◆ **Exercise objective**
From the listing below, select every line where the word "各区政府" appears.

--

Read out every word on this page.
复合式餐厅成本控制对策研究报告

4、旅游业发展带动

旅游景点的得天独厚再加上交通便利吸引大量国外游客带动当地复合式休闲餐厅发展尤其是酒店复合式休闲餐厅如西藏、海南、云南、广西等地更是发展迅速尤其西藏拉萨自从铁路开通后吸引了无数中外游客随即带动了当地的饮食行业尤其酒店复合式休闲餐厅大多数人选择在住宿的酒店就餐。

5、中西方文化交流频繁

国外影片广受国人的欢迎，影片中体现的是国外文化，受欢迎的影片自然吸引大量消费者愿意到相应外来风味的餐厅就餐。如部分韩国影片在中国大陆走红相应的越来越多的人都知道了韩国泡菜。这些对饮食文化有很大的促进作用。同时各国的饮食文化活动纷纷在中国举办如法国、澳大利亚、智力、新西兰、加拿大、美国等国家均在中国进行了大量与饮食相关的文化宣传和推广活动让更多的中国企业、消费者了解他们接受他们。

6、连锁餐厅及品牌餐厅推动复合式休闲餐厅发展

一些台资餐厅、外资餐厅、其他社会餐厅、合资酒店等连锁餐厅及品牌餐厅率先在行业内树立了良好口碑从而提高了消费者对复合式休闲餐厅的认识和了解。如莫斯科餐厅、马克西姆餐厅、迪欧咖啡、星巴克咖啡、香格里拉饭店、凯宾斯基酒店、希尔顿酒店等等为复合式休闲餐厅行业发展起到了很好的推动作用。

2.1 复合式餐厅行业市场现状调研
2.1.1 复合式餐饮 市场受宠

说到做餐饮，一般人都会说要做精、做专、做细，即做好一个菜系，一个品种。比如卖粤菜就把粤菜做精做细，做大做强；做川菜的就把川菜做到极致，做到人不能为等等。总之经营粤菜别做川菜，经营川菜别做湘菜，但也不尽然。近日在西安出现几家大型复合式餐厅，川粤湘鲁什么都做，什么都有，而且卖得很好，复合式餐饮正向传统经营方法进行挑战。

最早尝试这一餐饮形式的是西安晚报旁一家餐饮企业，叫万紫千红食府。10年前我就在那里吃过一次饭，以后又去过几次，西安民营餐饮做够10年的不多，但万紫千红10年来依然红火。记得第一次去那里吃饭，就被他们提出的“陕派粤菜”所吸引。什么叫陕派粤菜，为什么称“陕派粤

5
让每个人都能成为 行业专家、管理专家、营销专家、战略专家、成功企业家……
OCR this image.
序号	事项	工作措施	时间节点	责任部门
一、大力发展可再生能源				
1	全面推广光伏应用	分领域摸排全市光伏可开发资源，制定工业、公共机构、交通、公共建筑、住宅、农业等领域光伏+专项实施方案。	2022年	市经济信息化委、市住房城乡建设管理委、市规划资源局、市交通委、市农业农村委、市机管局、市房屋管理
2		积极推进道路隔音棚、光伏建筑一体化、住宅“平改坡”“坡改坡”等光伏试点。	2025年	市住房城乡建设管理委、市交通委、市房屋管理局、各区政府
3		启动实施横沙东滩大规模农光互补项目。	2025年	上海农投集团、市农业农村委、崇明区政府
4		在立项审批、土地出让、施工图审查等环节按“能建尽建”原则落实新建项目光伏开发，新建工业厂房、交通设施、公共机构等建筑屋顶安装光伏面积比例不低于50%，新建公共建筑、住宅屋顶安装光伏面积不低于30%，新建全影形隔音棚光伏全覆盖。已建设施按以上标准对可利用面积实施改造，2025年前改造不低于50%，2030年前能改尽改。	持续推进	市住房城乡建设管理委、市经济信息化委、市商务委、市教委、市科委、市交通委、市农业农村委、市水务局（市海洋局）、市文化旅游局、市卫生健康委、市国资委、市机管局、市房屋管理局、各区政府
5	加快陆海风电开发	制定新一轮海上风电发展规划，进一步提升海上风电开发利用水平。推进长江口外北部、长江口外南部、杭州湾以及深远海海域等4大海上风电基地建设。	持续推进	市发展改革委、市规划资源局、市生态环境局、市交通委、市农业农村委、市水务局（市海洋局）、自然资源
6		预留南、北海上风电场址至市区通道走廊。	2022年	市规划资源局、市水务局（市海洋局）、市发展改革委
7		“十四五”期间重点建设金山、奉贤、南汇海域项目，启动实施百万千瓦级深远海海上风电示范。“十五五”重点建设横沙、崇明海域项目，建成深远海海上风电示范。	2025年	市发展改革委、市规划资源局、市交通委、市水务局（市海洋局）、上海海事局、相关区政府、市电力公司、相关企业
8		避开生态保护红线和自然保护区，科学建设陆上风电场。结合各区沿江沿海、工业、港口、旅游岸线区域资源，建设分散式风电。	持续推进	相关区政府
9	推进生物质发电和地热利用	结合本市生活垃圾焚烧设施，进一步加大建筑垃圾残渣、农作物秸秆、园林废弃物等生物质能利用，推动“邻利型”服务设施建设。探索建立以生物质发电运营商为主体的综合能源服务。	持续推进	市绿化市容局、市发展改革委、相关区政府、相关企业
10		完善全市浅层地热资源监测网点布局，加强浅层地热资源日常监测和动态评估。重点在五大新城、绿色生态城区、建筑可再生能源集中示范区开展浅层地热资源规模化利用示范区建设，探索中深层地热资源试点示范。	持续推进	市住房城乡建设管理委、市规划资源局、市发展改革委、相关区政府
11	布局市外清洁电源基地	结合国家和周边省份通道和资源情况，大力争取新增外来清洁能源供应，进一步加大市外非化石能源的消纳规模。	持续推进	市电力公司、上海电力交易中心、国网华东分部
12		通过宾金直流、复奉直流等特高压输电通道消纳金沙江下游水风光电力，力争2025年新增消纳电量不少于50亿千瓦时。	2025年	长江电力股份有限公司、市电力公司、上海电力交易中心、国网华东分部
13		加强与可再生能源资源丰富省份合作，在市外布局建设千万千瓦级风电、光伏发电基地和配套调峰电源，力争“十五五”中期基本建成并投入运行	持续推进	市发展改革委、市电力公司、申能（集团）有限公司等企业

--

◆ **Answer for this exercise**
2		积极推进道路隔音棚、光伏建筑一体化、住宅“平改坡”“坡改坡”等光伏试点。	2025年	市住房城乡建设管理委、市交通委、市房屋管理局、各区政府
4		在立项审批、土地出让、施工图审查等环节按“能建尽建”原则落实新建项目光伏开发，新建工业厂房、交通设施、公共机构等建筑屋顶安装光伏面积比例不低于50%，新建公共建筑、住宅屋顶安装光伏面积不低于30%，新建全影形隔音棚光伏全覆盖。已建设施按以上标准对可利用面积实施改造，2025年前改造不低于50%，2030年前能改尽改。	持续推进	市住房城乡建设管理委、市经济信息化委、市商务委、市教委、市科委、市交通委、市农业农村委、市水务局（市海洋局）、市文化旅游局、市卫生健康委、市国资委、市机管局、市房屋管理局、各区政府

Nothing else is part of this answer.